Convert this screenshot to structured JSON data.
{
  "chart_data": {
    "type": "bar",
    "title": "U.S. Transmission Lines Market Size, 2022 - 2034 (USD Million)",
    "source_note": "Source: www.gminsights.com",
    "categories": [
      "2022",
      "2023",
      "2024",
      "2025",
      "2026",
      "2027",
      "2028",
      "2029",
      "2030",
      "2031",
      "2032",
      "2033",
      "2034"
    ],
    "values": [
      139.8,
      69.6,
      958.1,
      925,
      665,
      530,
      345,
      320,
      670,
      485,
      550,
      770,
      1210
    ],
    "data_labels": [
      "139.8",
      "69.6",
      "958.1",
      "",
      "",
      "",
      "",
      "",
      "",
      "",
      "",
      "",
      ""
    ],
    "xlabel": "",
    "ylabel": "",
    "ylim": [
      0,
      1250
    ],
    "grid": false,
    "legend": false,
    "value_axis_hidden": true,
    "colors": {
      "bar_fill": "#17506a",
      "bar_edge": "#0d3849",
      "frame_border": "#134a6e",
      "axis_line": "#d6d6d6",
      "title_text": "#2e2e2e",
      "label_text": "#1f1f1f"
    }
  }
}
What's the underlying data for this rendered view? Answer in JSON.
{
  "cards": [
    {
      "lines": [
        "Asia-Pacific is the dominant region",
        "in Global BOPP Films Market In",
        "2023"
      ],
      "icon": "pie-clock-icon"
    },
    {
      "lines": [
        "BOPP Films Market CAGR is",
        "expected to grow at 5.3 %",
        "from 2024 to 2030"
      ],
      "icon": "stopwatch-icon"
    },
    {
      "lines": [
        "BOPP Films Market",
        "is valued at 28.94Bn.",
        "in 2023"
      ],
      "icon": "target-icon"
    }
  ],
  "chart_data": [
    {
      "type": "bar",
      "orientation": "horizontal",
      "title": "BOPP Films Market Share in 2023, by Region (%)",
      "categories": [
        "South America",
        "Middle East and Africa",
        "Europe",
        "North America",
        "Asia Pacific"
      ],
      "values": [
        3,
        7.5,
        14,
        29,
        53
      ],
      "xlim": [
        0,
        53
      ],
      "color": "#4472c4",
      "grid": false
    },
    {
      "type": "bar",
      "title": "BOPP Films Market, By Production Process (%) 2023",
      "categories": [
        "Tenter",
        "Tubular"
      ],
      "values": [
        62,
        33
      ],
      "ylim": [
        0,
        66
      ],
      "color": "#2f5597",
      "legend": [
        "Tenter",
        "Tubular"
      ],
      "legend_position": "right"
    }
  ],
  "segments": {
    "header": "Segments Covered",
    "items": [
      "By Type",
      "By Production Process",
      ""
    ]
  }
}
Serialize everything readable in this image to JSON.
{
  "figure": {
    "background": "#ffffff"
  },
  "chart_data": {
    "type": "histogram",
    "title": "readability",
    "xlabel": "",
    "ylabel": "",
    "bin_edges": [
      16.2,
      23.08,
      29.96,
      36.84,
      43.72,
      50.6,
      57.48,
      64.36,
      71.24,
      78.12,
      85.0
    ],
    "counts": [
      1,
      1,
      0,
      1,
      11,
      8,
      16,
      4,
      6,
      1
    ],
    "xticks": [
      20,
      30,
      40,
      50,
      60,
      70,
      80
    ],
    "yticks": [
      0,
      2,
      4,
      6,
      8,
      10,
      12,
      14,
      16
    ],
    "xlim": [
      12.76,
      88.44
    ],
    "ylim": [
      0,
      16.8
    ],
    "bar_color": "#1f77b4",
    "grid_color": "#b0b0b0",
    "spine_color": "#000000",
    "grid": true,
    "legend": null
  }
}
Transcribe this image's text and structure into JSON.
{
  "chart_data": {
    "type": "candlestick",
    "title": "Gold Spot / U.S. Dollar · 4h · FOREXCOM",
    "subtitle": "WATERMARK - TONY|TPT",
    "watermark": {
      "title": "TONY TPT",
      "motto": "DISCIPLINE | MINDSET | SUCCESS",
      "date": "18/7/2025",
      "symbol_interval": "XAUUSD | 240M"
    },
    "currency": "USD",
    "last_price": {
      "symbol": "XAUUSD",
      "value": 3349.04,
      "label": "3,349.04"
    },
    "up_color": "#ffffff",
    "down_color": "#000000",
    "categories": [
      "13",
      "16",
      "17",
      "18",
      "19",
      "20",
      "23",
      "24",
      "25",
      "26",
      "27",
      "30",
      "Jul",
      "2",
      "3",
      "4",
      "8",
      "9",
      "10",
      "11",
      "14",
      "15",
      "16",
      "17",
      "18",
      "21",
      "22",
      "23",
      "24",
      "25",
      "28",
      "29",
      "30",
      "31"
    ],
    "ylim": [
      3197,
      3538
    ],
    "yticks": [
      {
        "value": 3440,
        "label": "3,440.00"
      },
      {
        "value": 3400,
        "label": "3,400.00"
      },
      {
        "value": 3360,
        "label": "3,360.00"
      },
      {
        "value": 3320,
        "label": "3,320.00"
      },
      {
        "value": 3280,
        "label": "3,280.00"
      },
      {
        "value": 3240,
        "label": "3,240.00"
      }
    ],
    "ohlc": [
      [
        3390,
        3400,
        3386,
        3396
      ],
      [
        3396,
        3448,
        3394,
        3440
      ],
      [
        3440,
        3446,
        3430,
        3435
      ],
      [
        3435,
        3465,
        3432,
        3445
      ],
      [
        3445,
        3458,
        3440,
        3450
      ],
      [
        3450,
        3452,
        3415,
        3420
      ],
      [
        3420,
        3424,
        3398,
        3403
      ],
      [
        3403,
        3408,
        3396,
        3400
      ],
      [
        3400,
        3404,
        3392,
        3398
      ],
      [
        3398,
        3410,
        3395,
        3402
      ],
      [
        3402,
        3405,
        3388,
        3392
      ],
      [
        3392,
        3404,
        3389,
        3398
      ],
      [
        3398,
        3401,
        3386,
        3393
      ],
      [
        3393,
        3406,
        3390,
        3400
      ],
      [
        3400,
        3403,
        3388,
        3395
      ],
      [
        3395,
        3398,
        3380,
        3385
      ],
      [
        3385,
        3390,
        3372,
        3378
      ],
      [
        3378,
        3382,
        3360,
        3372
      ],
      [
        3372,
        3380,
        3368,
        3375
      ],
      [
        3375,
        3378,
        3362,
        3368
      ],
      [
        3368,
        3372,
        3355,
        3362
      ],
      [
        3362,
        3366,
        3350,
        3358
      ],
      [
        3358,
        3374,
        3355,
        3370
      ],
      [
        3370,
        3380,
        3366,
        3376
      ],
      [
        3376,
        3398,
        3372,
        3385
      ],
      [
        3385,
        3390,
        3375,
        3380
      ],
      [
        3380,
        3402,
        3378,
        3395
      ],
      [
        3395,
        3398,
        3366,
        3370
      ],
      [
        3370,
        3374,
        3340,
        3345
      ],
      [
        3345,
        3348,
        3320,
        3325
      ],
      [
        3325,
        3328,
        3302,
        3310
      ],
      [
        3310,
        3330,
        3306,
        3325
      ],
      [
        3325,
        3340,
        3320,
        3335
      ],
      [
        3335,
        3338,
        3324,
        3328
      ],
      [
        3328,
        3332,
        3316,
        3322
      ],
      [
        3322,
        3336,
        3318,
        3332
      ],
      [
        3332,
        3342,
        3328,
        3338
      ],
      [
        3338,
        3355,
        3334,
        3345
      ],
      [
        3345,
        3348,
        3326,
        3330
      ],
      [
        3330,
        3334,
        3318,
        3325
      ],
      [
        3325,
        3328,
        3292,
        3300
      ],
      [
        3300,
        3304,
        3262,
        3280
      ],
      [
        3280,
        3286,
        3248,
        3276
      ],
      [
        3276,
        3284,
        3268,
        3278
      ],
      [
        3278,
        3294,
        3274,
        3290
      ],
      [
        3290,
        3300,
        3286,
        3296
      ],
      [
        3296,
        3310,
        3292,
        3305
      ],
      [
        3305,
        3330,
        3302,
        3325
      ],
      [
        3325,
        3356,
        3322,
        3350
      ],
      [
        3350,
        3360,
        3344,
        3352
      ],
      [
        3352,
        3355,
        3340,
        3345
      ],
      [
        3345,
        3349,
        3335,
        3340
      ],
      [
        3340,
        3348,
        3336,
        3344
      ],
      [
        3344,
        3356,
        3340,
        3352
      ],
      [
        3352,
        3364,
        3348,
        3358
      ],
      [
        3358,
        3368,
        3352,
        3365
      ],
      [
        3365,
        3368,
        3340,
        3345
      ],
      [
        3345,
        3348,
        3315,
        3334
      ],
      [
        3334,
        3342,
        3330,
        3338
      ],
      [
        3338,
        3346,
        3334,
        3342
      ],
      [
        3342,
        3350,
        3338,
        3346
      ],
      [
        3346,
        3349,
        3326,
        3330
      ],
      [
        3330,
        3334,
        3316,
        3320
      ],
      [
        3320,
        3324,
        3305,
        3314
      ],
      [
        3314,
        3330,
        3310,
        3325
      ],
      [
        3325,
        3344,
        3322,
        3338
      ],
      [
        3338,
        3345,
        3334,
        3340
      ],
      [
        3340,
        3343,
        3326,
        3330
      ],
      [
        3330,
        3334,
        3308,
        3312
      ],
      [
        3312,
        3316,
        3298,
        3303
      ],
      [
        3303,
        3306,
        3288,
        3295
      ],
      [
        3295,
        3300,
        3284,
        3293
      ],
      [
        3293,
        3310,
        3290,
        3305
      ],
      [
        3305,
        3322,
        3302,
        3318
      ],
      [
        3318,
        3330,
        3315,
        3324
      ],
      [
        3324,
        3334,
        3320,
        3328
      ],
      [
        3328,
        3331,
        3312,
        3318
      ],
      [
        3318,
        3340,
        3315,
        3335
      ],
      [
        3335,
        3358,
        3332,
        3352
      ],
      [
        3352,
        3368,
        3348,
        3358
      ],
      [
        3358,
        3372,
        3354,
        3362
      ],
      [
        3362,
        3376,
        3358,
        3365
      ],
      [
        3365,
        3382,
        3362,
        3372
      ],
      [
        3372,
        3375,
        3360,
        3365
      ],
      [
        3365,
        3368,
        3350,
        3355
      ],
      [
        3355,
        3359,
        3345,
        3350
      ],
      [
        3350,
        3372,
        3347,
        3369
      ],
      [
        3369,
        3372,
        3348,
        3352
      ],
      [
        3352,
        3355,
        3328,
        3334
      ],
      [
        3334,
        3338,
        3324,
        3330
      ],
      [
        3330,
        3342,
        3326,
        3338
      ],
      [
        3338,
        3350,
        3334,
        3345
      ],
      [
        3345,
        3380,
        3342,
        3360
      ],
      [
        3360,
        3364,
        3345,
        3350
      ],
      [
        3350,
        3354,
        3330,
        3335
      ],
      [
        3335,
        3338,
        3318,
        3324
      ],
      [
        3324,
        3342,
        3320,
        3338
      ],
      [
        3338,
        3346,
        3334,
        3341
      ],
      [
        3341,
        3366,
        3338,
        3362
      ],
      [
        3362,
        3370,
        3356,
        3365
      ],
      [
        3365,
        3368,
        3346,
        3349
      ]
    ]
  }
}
· · ·
#### TO BE DONE:
Give only the number of lines in the data that include the string "icon".

#### SOLUTION TO THIS TASK:
3